Every line of the data that contains the string "各位领导" must be copied.

[Recorded data]
------------------------------------------------------------
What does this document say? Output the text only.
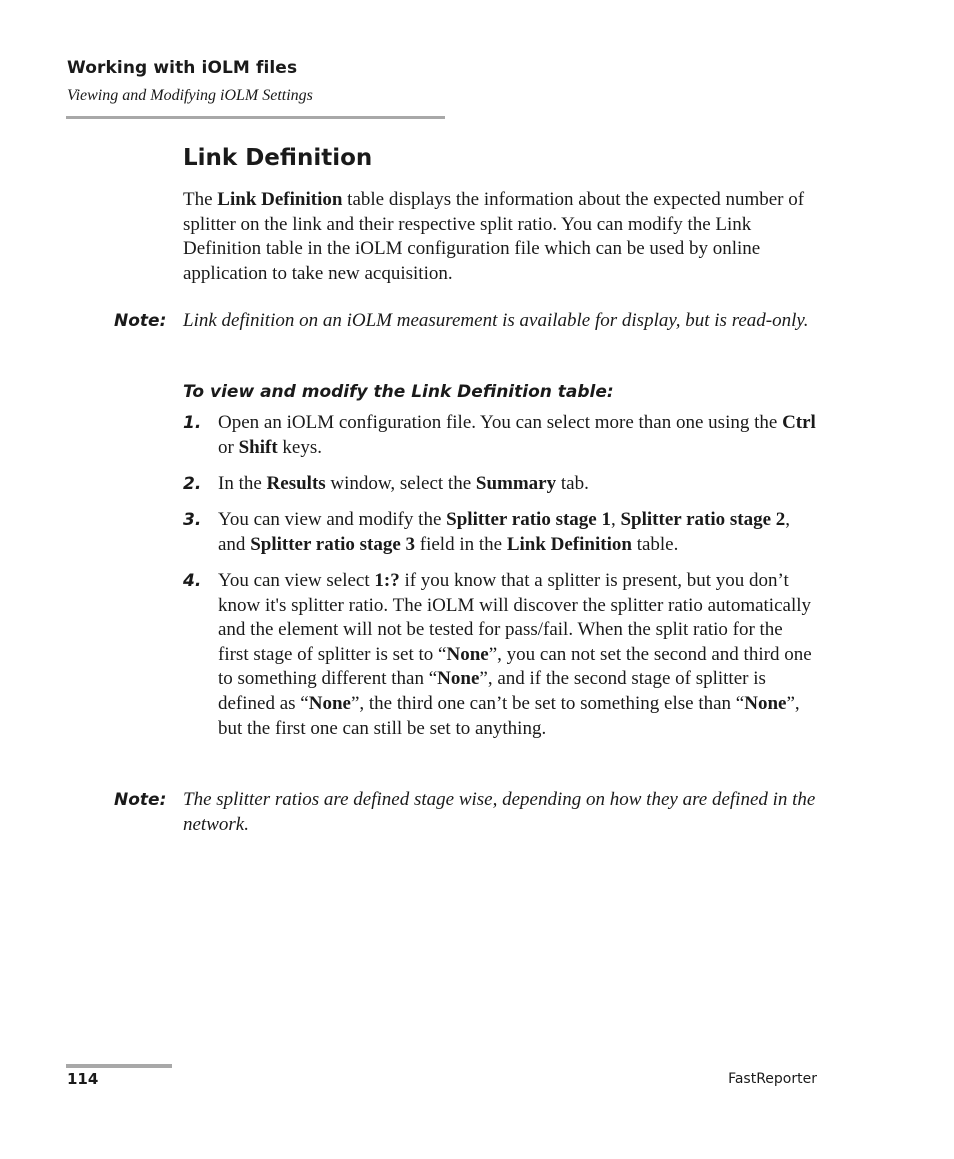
Working with iOLM files
Viewing and Modifying iOLM Settings
Link Definition
The Link Definition table displays the information about the expected number of splitter on the link and their respective split ratio. You can modify the Link Definition table in the iOLM configuration file which can be used by online application to take new acquisition.
Note: Link definition on an iOLM measurement is available for display, but is read-only.
To view and modify the Link Definition table:
1. Open an iOLM configuration file. You can select more than one using the Ctrl or Shift keys.
2. In the Results window, select the Summary tab.
3. You can view and modify the Splitter ratio stage 1, Splitter ratio stage 2, and Splitter ratio stage 3 field in the Link Definition table.
4. You can view select 1:? if you know that a splitter is present, but you don’t know it's splitter ratio. The iOLM will discover the splitter ratio automatically and the element will not be tested for pass/fail. When the split ratio for the first stage of splitter is set to “None”, you can not set the second and third one to something different than “None”, and if the second stage of splitter is defined as “None”, the third one can’t be set to something else than “None”, but the first one can still be set to anything.
Note: The splitter ratios are defined stage wise, depending on how they are defined in the network.
114	FastReporter
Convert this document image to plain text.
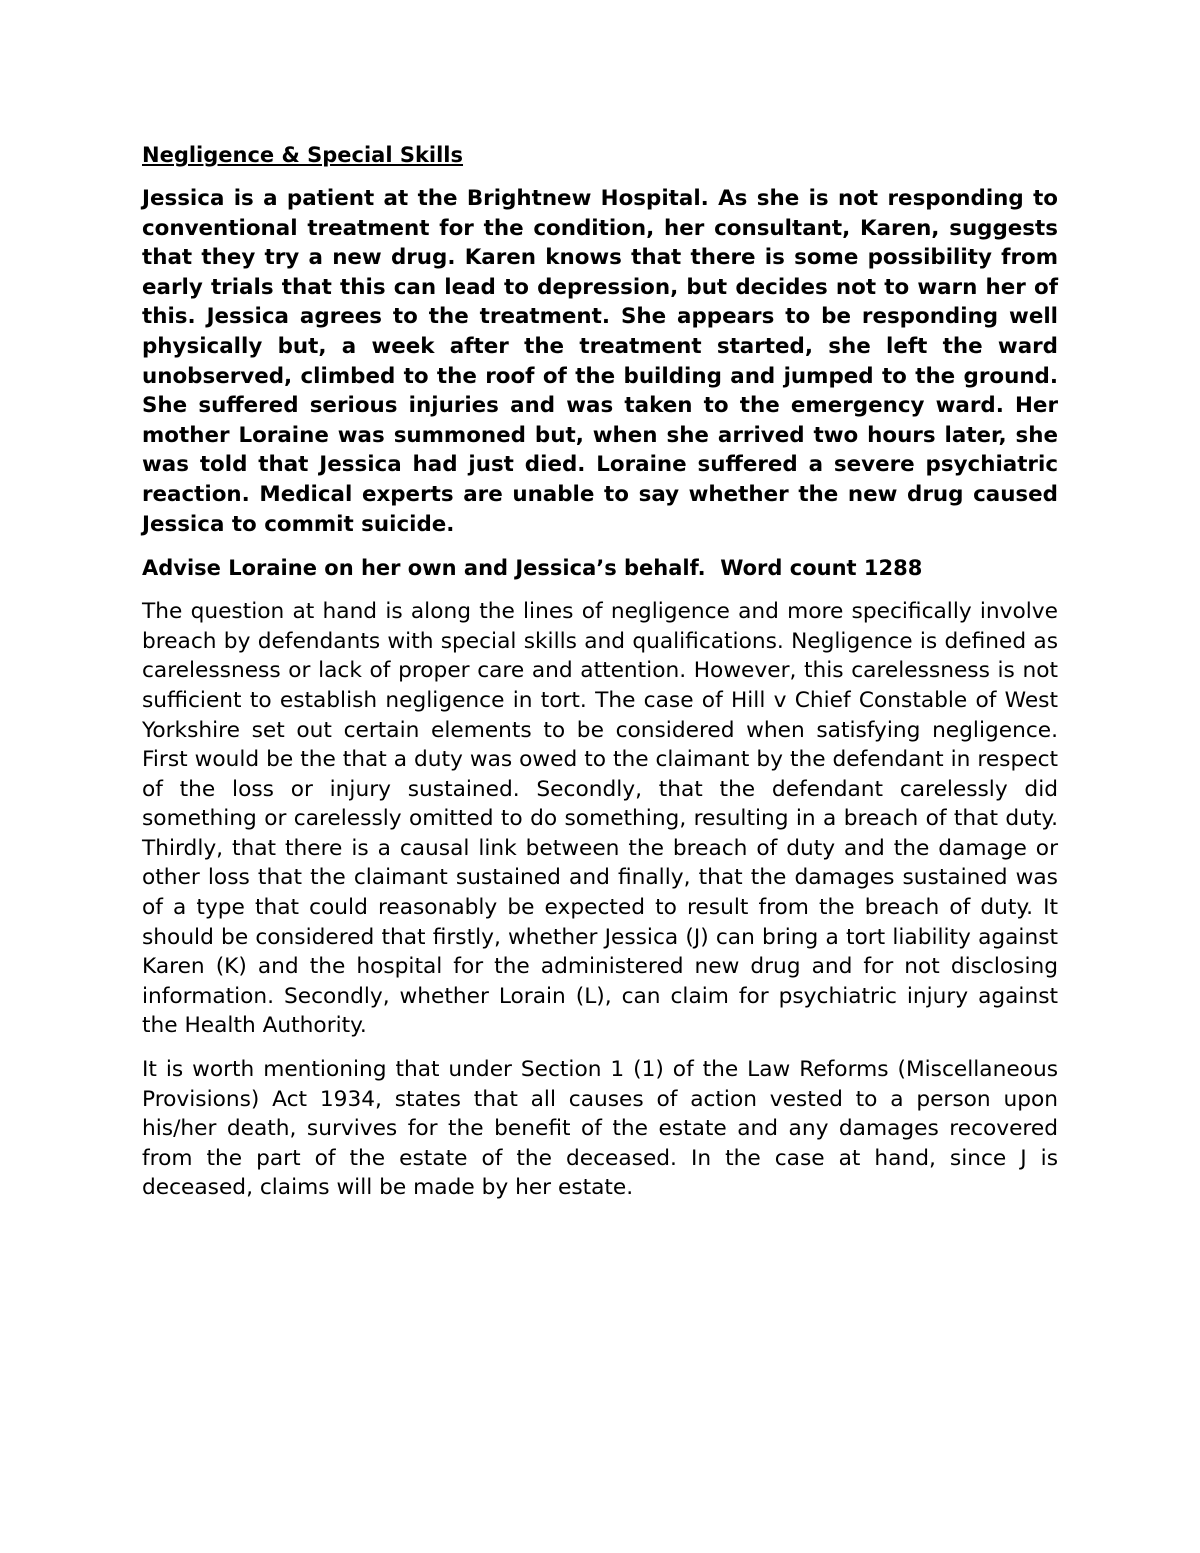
Negligence & Special Skills

Jessica is a patient at the Brightnew Hospital. As she is not responding to conventional treatment for the condition, her consultant, Karen, suggests that they try a new drug. Karen knows that there is some possibility from early trials that this can lead to depression, but decides not to warn her of this. Jessica agrees to the treatment. She appears to be responding well physically but, a week after the treatment started, she left the ward unobserved, climbed to the roof of the building and jumped to the ground. She suffered serious injuries and was taken to the emergency ward. Her mother Loraine was summoned but, when she arrived two hours later, she was told that Jessica had just died. Loraine suffered a severe psychiatric reaction. Medical experts are unable to say whether the new drug caused Jessica to commit suicide.

Advise Loraine on her own and Jessica’s behalf.  Word count 1288

The question at hand is along the lines of negligence and more specifically involve breach by defendants with special skills and qualifications. Negligence is defined as carelessness or lack of proper care and attention. However, this carelessness is not sufficient to establish negligence in tort. The case of Hill v Chief Constable of West Yorkshire set out certain elements to be considered when satisfying negligence. First would be the that a duty was owed to the claimant by the defendant in respect of the loss or injury sustained. Secondly, that the defendant carelessly did something or carelessly omitted to do something, resulting in a breach of that duty. Thirdly, that there is a causal link between the breach of duty and the damage or other loss that the claimant sustained and finally, that the damages sustained was of a type that could reasonably be expected to result from the breach of duty. It should be considered that firstly, whether Jessica (J) can bring a tort liability against Karen (K) and the hospital for the administered new drug and for not disclosing information. Secondly, whether Lorain (L), can claim for psychiatric injury against the Health Authority.

It is worth mentioning that under Section 1 (1) of the Law Reforms (Miscellaneous Provisions) Act 1934, states that all causes of action vested to a person upon his/her death, survives for the benefit of the estate and any damages recovered from the part of the estate of the deceased. In the case at hand, since J is deceased, claims will be made by her estate.
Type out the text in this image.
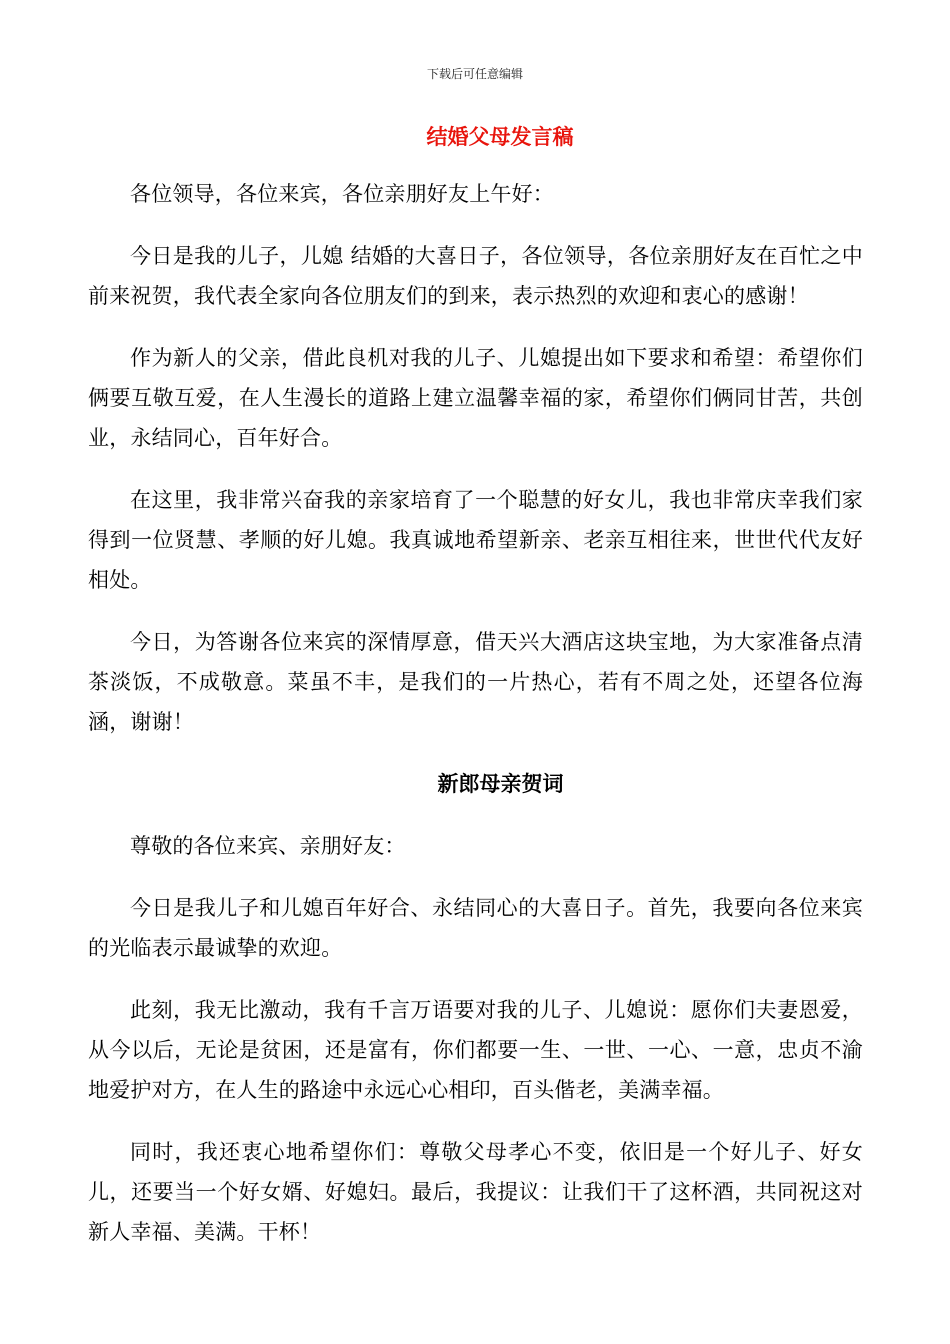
下载后可任意编辑
结婚父母发言稿

各位领导，各位来宾，各位亲朋好友上午好：

今日是我的儿子，儿媳 结婚的大喜日子，各位领导，各位亲朋好友在百忙之中前来祝贺，我代表全家向各位朋友们的到来，表示热烈的欢迎和衷心的感谢！

作为新人的父亲，借此良机对我的儿子、儿媳提出如下要求和希望：希望你们俩要互敬互爱，在人生漫长的道路上建立温馨幸福的家，希望你们俩同甘苦，共创业，永结同心，百年好合。

在这里，我非常兴奋我的亲家培育了一个聪慧的好女儿，我也非常庆幸我们家得到一位贤慧、孝顺的好儿媳。我真诚地希望新亲、老亲互相往来，世世代代友好相处。

今日，为答谢各位来宾的深情厚意，借天兴大酒店这块宝地，为大家准备点清茶淡饭，不成敬意。菜虽不丰，是我们的一片热心，若有不周之处，还望各位海涵，谢谢！

新郎母亲贺词

尊敬的各位来宾、亲朋好友：

今日是我儿子和儿媳百年好合、永结同心的大喜日子。首先，我要向各位来宾的光临表示最诚挚的欢迎。

此刻，我无比激动，我有千言万语要对我的儿子、儿媳说：愿你们夫妻恩爱，从今以后，无论是贫困，还是富有，你们都要一生、一世、一心、一意，忠贞不渝地爱护对方，在人生的路途中永远心心相印，百头偕老，美满幸福。

同时，我还衷心地希望你们：尊敬父母孝心不变，依旧是一个好儿子、好女儿，还要当一个好女婿、好媳妇。最后，我提议：让我们干了这杯酒，共同祝这对新人幸福、美满。干杯！
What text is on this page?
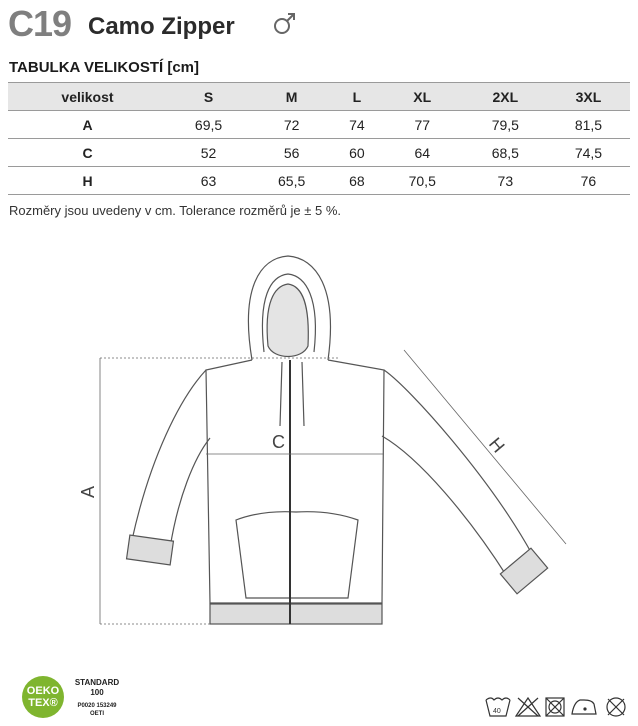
C19 Camo Zipper
TABULKA VELIKOSTÍ [cm]
velikost	S	M	L	XL	2XL	3XL
A	69,5	72	74	77	79,5	81,5
C	52	56	60	64	68,5	74,5
H	63	65,5	68	70,5	73	76
Rozměry jsou uvedeny v cm. Tolerance rozměrů je ± 5 %.
A
C	H
OEKO
TEX®
STANDARD
100
P0020 153249
OETI	40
------------------------------------------------------------
Solution for this problem:
各位领导，各位来宾，各位亲朋好友上午好：
今日是我的儿子，儿媳 结婚的大喜日子，各位领导，各位亲朋好友在百忙之中前来祝贺，我代表全家向各位朋友们的到来，表示热烈的欢迎和衷心的感谢！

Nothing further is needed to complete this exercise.